(REQUIRED WORK) Look below. Copy each line that has "this" in it.

(Data tied to figure images)
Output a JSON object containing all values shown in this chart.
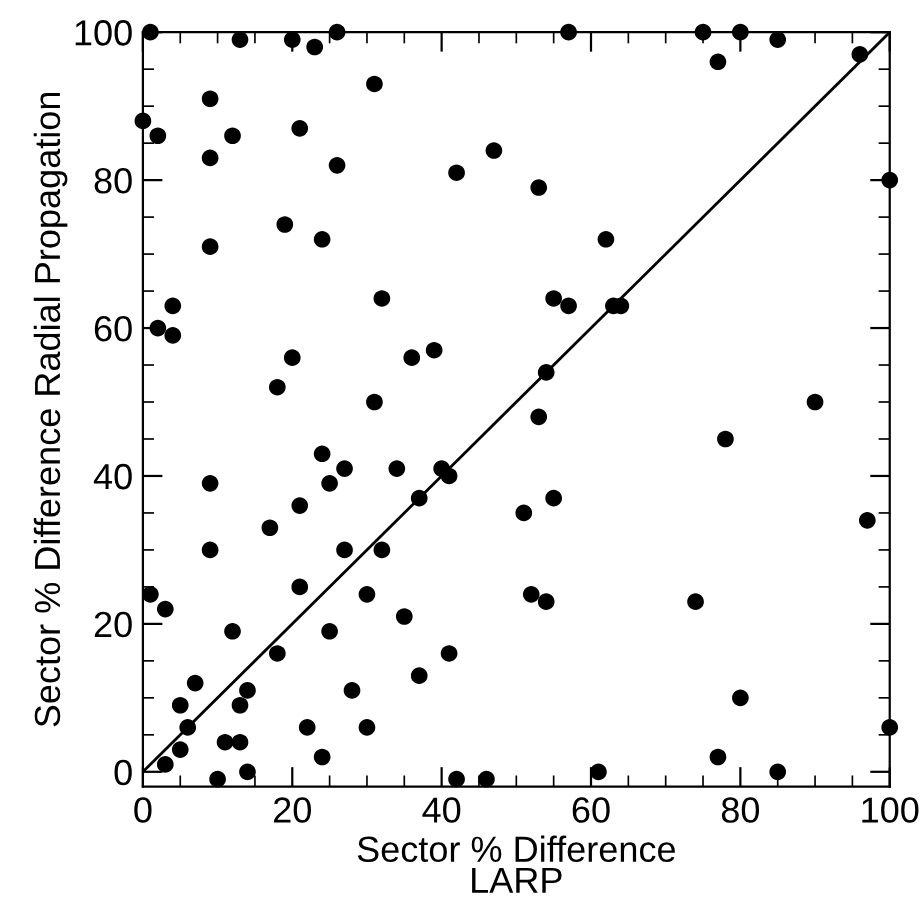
{
  "chart_data": {
    "type": "scatter",
    "xlabel": "Sector % Difference\nLARP",
    "ylabel": "Sector % Difference Radial Propagation",
    "xlim": [
      0,
      100
    ],
    "ylim": [
      -2,
      100
    ],
    "xticks": [
      0,
      20,
      40,
      60,
      80,
      100
    ],
    "yticks": [
      0,
      20,
      40,
      60,
      80,
      100
    ],
    "grid": false,
    "marker": "circle",
    "series": [
      {
        "color": "#000000",
        "x": [
          1,
          13,
          20,
          23,
          26,
          31,
          9,
          0,
          2,
          12,
          21,
          9,
          26,
          42,
          47,
          19,
          24,
          9,
          32,
          4,
          2,
          4,
          20,
          36,
          39,
          18,
          31,
          57,
          75,
          80,
          85,
          96,
          77,
          53,
          100,
          62,
          55,
          57,
          63,
          64,
          54,
          90,
          24,
          25,
          27,
          34,
          40,
          41,
          37,
          9,
          21,
          17,
          9,
          27,
          32,
          1,
          3,
          21,
          30,
          35,
          12,
          25,
          18,
          41,
          7,
          14,
          28,
          37,
          5,
          13,
          6,
          22,
          30,
          5,
          11,
          13,
          3,
          24,
          14,
          10,
          42,
          46,
          53,
          78,
          51,
          55,
          97,
          52,
          54,
          74,
          80,
          100,
          61,
          77,
          85
        ],
        "values": [
          100,
          99,
          99,
          98,
          100,
          93,
          91,
          88,
          86,
          86,
          87,
          83,
          82,
          81,
          84,
          74,
          72,
          71,
          64,
          63,
          60,
          59,
          56,
          56,
          57,
          52,
          50,
          100,
          100,
          100,
          99,
          97,
          96,
          79,
          80,
          72,
          64,
          63,
          63,
          63,
          54,
          50,
          43,
          39,
          41,
          41,
          41,
          40,
          37,
          39,
          36,
          33,
          30,
          30,
          30,
          24,
          22,
          25,
          24,
          21,
          19,
          19,
          16,
          16,
          12,
          11,
          11,
          13,
          9,
          9,
          6,
          6,
          6,
          3,
          4,
          4,
          1,
          2,
          0,
          -1,
          -1,
          -1,
          48,
          45,
          35,
          37,
          34,
          24,
          23,
          23,
          10,
          6,
          0,
          2,
          0
        ]
      },
      {
        "type": "line",
        "color": "#000000",
        "x": [
          0,
          100
        ],
        "values": [
          0,
          100
        ],
        "marker": "none",
        "line_style": "solid"
      }
    ]
  }
}
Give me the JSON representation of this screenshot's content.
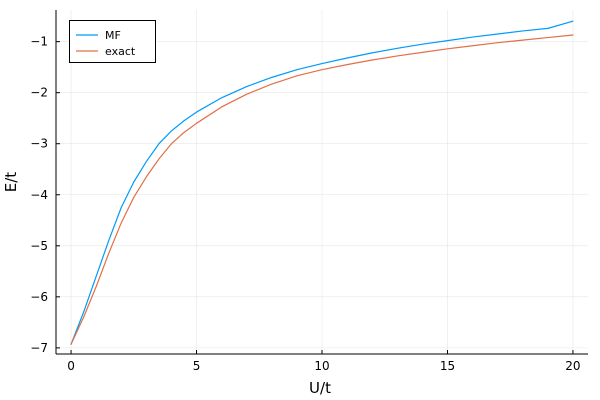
{
  "chart_data": {
    "type": "line",
    "title": "",
    "xlabel": "U/t",
    "ylabel": "E/t",
    "xlim": [
      -0.6,
      20.6
    ],
    "ylim": [
      -7.12,
      -0.38
    ],
    "xticks": [
      0,
      5,
      10,
      15,
      20
    ],
    "xtick_labels": [
      "0",
      "5",
      "10",
      "15",
      "20"
    ],
    "yticks": [
      -7,
      -6,
      -5,
      -4,
      -3,
      -2,
      -1
    ],
    "ytick_labels": [
      "−7",
      "−6",
      "−5",
      "−4",
      "−3",
      "−2",
      "−1"
    ],
    "grid": true,
    "legend_position": "top-left",
    "x": [
      0,
      0.5,
      1,
      1.5,
      2,
      2.5,
      3,
      3.5,
      4,
      4.5,
      5,
      6,
      7,
      8,
      9,
      10,
      11,
      12,
      13,
      14,
      15,
      16,
      17,
      18,
      19,
      20
    ],
    "series": [
      {
        "name": "MF",
        "color": "#009AFA",
        "values": [
          -6.93,
          -6.3,
          -5.6,
          -4.9,
          -4.25,
          -3.75,
          -3.35,
          -3.0,
          -2.75,
          -2.55,
          -2.38,
          -2.1,
          -1.88,
          -1.7,
          -1.55,
          -1.43,
          -1.32,
          -1.22,
          -1.13,
          -1.05,
          -0.98,
          -0.91,
          -0.85,
          -0.79,
          -0.74,
          -0.6
        ]
      },
      {
        "name": "exact",
        "color": "#E26F46",
        "values": [
          -6.93,
          -6.4,
          -5.8,
          -5.15,
          -4.55,
          -4.05,
          -3.65,
          -3.3,
          -3.0,
          -2.78,
          -2.6,
          -2.28,
          -2.03,
          -1.83,
          -1.67,
          -1.55,
          -1.45,
          -1.36,
          -1.28,
          -1.21,
          -1.14,
          -1.08,
          -1.02,
          -0.97,
          -0.92,
          -0.87
        ]
      }
    ]
  }
}
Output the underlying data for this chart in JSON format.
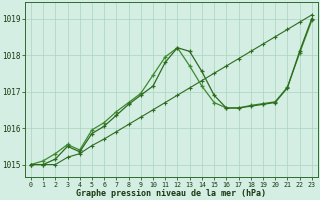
{
  "xlabel": "Graphe pression niveau de la mer (hPa)",
  "background_color": "#d4eee4",
  "grid_color": "#aad4be",
  "ylim": [
    1014.65,
    1019.45
  ],
  "yticks": [
    1015,
    1016,
    1017,
    1018,
    1019
  ],
  "xlim": [
    -0.5,
    23.5
  ],
  "x_labels": [
    "0",
    "1",
    "2",
    "3",
    "4",
    "5",
    "6",
    "7",
    "8",
    "9",
    "10",
    "11",
    "12",
    "13",
    "14",
    "15",
    "16",
    "17",
    "18",
    "19",
    "20",
    "21",
    "22",
    "23"
  ],
  "series1_y": [
    1015.0,
    1015.0,
    1015.15,
    1015.5,
    1015.35,
    1015.85,
    1016.05,
    1016.35,
    1016.65,
    1016.9,
    1017.15,
    1017.8,
    1018.2,
    1018.1,
    1017.55,
    1016.9,
    1016.55,
    1016.55,
    1016.6,
    1016.65,
    1016.7,
    1017.1,
    1018.1,
    1019.0
  ],
  "series2_y": [
    1015.0,
    1015.1,
    1015.3,
    1015.55,
    1015.4,
    1015.95,
    1016.15,
    1016.45,
    1016.7,
    1016.95,
    1017.45,
    1017.95,
    1018.2,
    1017.7,
    1017.15,
    1016.7,
    1016.55,
    1016.55,
    1016.62,
    1016.67,
    1016.72,
    1017.12,
    1018.05,
    1018.95
  ],
  "series3_y": [
    1015.0,
    1015.0,
    1015.0,
    1015.2,
    1015.3,
    1015.52,
    1015.7,
    1015.9,
    1016.1,
    1016.3,
    1016.5,
    1016.7,
    1016.9,
    1017.1,
    1017.3,
    1017.5,
    1017.7,
    1017.9,
    1018.1,
    1018.3,
    1018.5,
    1018.7,
    1018.9,
    1019.1
  ],
  "line_color_1": "#2d6b1e",
  "line_color_2": "#3d8a2e",
  "line_color_3": "#2d6b1e",
  "marker": "+",
  "markersize": 3.5,
  "linewidth": 0.9
}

(CORRECT OUTPUT)
Output a JSON object containing all values shown in this chart.
Give me the JSON representation of this screenshot's content.
Output the underlying data for this chart in JSON format.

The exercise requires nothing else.